WHAT THE TASK REQUIRES —
Where a line holds "故正确答案为", copy it.

--- start of MATERIAL PROVIDED ---

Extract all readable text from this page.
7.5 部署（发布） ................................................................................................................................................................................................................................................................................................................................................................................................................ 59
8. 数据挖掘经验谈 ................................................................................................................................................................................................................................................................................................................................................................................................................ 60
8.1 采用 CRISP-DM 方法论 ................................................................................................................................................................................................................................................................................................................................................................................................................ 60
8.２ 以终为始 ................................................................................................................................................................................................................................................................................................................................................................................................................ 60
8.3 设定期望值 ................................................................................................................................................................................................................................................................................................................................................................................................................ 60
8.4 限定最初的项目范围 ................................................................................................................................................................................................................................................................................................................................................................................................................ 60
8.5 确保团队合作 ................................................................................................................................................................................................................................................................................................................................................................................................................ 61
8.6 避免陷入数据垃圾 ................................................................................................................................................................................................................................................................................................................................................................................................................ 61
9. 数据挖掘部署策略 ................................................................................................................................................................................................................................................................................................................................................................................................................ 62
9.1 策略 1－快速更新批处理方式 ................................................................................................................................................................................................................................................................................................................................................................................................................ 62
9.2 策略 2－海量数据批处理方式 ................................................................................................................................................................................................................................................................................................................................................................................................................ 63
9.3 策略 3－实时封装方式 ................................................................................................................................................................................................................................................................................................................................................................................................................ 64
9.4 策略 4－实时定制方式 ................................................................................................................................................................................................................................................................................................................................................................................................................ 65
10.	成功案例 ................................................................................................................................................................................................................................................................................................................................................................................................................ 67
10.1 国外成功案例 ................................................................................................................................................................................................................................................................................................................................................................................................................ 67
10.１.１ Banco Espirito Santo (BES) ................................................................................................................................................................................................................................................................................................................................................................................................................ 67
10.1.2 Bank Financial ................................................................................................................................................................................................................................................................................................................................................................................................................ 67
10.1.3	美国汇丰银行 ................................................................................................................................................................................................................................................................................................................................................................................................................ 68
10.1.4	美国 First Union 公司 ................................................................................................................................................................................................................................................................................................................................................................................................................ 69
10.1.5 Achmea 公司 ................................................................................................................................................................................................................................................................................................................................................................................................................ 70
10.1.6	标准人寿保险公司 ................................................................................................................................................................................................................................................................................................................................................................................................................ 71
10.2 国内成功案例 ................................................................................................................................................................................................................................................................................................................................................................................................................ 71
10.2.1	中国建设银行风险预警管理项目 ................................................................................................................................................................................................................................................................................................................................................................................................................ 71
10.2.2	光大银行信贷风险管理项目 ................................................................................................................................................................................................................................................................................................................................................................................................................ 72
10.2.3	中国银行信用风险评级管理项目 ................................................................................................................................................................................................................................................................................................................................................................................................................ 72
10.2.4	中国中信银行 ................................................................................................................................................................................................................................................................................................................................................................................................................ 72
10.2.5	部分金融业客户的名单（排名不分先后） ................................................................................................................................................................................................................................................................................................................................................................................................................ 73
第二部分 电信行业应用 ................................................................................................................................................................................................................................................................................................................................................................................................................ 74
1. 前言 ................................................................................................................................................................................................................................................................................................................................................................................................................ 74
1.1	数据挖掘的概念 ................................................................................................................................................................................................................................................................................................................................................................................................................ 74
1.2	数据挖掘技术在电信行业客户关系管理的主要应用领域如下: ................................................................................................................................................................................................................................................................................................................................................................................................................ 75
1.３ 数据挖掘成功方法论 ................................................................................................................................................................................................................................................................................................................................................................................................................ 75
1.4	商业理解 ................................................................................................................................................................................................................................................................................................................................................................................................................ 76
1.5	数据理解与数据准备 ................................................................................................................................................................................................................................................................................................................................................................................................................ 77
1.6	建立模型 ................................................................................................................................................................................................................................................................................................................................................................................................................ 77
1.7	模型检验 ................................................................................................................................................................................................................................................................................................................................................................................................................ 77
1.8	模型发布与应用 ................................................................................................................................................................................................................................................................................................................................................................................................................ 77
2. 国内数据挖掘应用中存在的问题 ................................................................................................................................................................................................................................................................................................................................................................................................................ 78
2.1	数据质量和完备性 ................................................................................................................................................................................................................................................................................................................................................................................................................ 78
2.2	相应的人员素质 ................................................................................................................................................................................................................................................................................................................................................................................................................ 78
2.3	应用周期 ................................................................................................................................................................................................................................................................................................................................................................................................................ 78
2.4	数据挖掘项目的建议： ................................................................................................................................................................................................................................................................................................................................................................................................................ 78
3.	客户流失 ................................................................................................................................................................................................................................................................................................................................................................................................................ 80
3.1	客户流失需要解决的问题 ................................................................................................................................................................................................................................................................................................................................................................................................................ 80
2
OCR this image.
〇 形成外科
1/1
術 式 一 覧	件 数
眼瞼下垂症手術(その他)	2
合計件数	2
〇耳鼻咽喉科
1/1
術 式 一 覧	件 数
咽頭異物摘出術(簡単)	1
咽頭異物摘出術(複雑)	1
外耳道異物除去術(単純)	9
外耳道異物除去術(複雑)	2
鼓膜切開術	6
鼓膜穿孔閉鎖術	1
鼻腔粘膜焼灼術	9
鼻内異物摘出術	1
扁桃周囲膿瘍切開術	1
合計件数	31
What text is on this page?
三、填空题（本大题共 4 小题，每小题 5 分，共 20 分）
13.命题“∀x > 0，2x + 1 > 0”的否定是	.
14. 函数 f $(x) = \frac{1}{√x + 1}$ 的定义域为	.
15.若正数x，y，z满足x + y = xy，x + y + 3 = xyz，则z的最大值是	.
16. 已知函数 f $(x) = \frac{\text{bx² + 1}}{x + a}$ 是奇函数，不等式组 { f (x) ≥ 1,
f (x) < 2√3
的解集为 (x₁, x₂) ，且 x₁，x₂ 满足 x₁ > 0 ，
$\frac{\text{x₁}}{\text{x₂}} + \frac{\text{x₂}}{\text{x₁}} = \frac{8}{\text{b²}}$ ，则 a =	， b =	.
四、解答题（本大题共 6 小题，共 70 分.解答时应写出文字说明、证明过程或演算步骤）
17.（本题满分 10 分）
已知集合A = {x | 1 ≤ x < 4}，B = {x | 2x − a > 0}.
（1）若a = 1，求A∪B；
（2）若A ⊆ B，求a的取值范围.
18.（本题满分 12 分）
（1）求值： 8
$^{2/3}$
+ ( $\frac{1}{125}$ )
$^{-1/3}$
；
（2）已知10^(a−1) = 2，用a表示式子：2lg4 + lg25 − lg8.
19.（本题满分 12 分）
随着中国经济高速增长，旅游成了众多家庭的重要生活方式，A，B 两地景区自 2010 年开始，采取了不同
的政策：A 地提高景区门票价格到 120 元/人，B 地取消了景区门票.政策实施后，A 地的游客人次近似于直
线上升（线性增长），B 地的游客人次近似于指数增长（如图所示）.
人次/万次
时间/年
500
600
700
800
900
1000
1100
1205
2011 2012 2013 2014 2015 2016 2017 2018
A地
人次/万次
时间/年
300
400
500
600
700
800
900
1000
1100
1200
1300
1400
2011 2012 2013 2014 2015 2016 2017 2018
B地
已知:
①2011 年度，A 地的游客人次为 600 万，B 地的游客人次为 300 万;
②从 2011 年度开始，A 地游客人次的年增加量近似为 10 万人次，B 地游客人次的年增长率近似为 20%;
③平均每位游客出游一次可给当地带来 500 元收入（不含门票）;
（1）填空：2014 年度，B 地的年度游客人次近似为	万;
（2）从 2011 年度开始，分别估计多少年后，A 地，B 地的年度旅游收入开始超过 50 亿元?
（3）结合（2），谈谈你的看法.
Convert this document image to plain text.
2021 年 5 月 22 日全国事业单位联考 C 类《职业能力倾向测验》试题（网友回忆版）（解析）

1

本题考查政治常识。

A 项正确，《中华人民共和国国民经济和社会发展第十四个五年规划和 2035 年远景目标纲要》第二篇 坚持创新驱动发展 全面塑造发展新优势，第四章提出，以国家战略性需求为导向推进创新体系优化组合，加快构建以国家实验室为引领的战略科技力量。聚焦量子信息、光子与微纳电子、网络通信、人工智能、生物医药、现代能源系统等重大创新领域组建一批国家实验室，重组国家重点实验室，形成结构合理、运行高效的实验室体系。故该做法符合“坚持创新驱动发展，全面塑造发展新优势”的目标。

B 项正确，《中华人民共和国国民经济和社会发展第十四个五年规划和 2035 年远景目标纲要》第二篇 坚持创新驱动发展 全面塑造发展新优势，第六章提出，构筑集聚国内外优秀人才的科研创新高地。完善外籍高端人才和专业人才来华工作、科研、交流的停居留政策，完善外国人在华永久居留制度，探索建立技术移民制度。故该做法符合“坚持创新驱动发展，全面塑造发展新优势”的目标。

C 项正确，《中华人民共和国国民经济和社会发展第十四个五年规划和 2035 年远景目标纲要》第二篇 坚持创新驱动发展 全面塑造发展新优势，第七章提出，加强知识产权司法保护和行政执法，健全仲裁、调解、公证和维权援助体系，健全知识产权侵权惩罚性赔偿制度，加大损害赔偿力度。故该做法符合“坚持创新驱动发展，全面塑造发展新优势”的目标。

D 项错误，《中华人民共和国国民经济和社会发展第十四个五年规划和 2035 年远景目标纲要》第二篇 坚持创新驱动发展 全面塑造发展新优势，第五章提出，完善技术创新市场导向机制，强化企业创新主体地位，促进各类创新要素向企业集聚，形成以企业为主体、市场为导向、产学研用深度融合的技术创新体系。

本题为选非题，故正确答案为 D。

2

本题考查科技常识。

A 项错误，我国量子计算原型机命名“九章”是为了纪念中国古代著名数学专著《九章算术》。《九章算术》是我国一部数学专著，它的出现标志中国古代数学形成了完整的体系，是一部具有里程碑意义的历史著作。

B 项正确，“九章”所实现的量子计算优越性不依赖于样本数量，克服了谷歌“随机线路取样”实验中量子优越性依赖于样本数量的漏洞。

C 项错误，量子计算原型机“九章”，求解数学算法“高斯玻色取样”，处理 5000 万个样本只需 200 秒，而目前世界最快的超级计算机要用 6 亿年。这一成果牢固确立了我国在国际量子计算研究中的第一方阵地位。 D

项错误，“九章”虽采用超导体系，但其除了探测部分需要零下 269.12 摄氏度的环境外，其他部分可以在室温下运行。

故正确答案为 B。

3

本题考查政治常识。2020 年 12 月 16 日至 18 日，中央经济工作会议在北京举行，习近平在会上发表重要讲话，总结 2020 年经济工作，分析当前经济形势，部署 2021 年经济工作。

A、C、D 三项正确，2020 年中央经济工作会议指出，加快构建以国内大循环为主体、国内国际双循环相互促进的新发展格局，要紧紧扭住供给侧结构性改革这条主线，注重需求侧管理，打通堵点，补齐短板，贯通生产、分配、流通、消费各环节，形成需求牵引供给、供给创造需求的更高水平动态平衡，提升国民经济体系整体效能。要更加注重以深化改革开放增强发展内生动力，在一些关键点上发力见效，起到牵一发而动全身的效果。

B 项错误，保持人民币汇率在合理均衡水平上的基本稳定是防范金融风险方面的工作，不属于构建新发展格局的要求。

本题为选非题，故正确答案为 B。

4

--- end of MATERIAL PROVIDED ---

RESPONSE TO THIS EXERCISE —
本题为选非题，故正确答案为 D。
故正确答案为 B。
本题为选非题，故正确答案为 B。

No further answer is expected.